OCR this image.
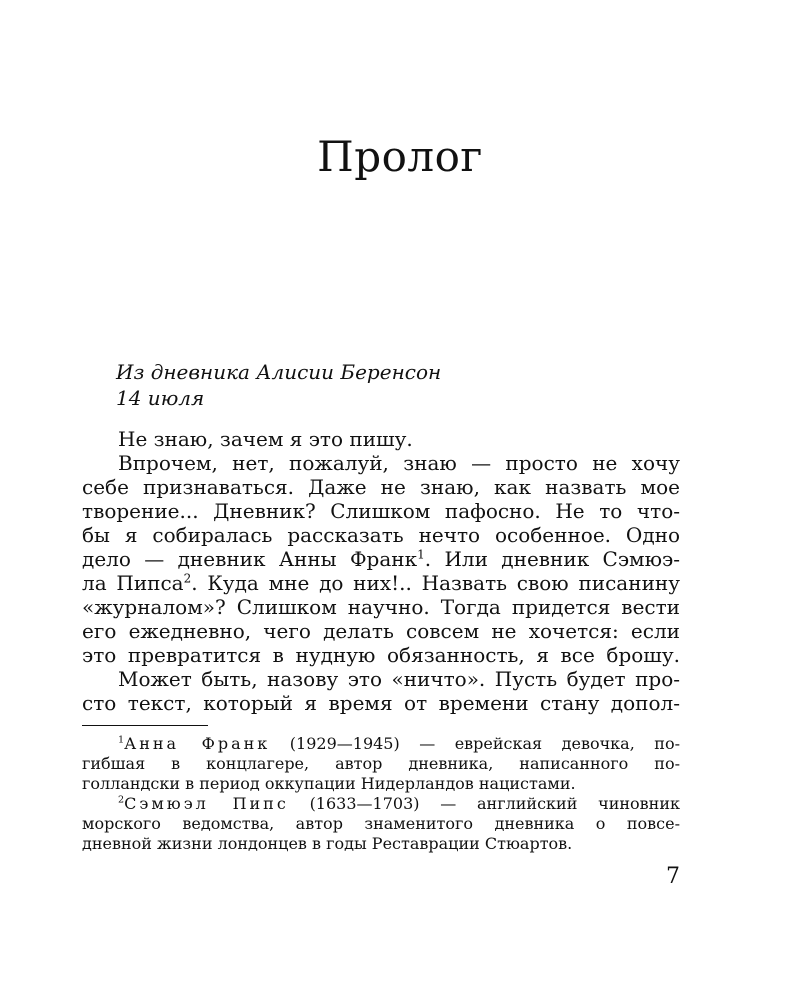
Пролог
Из дневника Алисии Беренсон
14 июля
Не знаю, зачем я это пишу.
Впрочем, нет, пожалуй, знаю — просто не хочу
себе признаваться. Даже не знаю, как назвать мое
творение... Дневник? Слишком пафосно. Не то что-
бы я собиралась рассказать нечто особенное. Одно
дело — дневник Анны Франк$^1$. Или дневник Сэмюэ-
ла Пипса$^2$. Куда мне до них!.. Назвать свою писанину
«журналом»? Слишком научно. Тогда придется вести
его ежедневно, чего делать совсем не хочется: если
это превратится в нудную обязанность, я все брошу.
Может быть, назову это «ничто». Пусть будет про-
сто текст, который я время от времени стану допол-
$^1$Анна Франк (1929—1945) — еврейская девочка, по-
гибшая в концлагере, автор дневника, написанного по-
голландски в период оккупации Нидерландов нацистами.
$^2$Сэмюэл Пипс (1633—1703) — английский чиновник
морского ведомства, автор знаменитого дневника о повсе-
дневной жизни лондонцев в годы Реставрации Стюартов.
7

:: Given request ::
Within the data above, pick out all lines holding the word "автор".

:: Reply to the task ::
гибшая в концлагере, автор дневника, написанного по-
морского ведомства, автор знаменитого дневника о повсе-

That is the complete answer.